* **Task objective**:
Answer these questions using the article below on the lawsuit against Meta.
(a) On what date was the lawsuit brought in the Kenyan high court?
(b) Which Kenyan rights group filed the case along with the two Ethiopian researchers?
(c) Whom does Meareg hold directly responsible for his father's death?

[Extract to read — start]

This article was originally published on opendemocracy.net

A man who is suing Facebook’s parent company, Meta, has told openDemocracy he believes his father would still be alive if the social media giant better monitored content.

In a lawsuit brought in the Kenyan high court on 14 December, Meta has been accused of failing to remove posts inciting racial hate and violence in Africa, particularly in Tigray, a region in northern Ethiopia that has seen armed conflict for the past two years.

The case was filed by Ethiopian researchers Abrham Meareg and Fisseha Tekle, along with Kenyan rights group Katiba Institute, who allege that Facebook’s actions have led to “the loss of lives, displacement of families, vilification of individuals and destruction of communities in Kenya and across Africa”.

Speaking to openDemocracy, Meareg said he also holds “Facebook and Mark Zuckerberg directly responsible” for the death of his father, Meareg Amare.

[Extract to read — finish]
[Data records — start]

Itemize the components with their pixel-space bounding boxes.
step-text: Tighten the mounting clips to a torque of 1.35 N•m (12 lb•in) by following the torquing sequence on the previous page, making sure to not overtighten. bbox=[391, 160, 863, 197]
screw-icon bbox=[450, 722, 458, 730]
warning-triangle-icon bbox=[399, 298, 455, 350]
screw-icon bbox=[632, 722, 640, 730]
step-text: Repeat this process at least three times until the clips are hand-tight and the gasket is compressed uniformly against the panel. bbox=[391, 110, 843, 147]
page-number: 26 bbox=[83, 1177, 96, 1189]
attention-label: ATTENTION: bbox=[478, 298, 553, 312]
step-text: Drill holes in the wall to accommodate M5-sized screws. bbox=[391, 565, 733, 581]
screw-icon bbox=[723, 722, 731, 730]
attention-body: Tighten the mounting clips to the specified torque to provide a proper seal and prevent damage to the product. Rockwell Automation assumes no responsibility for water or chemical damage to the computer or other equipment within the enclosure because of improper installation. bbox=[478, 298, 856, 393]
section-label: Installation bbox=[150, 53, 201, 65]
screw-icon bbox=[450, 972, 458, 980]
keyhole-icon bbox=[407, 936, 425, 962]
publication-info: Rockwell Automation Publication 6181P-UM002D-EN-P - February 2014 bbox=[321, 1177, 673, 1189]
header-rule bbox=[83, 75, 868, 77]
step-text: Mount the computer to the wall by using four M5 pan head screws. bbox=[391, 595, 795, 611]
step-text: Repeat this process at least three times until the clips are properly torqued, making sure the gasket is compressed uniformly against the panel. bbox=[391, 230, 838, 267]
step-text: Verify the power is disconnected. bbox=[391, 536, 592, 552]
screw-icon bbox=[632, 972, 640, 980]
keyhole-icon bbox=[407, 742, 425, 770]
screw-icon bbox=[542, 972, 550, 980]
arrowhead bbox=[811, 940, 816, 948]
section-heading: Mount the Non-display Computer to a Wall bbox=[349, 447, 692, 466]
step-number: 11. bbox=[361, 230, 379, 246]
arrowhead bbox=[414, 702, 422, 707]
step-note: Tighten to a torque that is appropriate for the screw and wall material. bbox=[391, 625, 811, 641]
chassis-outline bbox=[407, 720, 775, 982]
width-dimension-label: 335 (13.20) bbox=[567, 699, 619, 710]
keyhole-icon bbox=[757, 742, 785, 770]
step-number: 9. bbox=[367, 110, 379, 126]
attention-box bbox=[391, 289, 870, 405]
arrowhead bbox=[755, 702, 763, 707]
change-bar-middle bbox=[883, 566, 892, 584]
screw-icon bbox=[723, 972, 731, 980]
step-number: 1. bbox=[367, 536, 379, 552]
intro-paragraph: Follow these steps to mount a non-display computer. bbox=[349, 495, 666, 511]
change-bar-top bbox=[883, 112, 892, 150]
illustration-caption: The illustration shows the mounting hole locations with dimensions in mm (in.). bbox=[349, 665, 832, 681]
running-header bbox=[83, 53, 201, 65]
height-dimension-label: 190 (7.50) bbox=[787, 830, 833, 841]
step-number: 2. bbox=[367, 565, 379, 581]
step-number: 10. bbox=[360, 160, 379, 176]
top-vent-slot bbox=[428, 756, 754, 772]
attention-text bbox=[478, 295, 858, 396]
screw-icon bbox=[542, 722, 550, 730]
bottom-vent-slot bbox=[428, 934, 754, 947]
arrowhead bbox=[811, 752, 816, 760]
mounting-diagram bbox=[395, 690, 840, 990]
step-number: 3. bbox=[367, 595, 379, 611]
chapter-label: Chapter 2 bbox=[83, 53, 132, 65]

[Data records — finish]

* **Response**:
(a) 14 December
(b) Katiba Institute
(c) Facebook and Mark Zuckerberg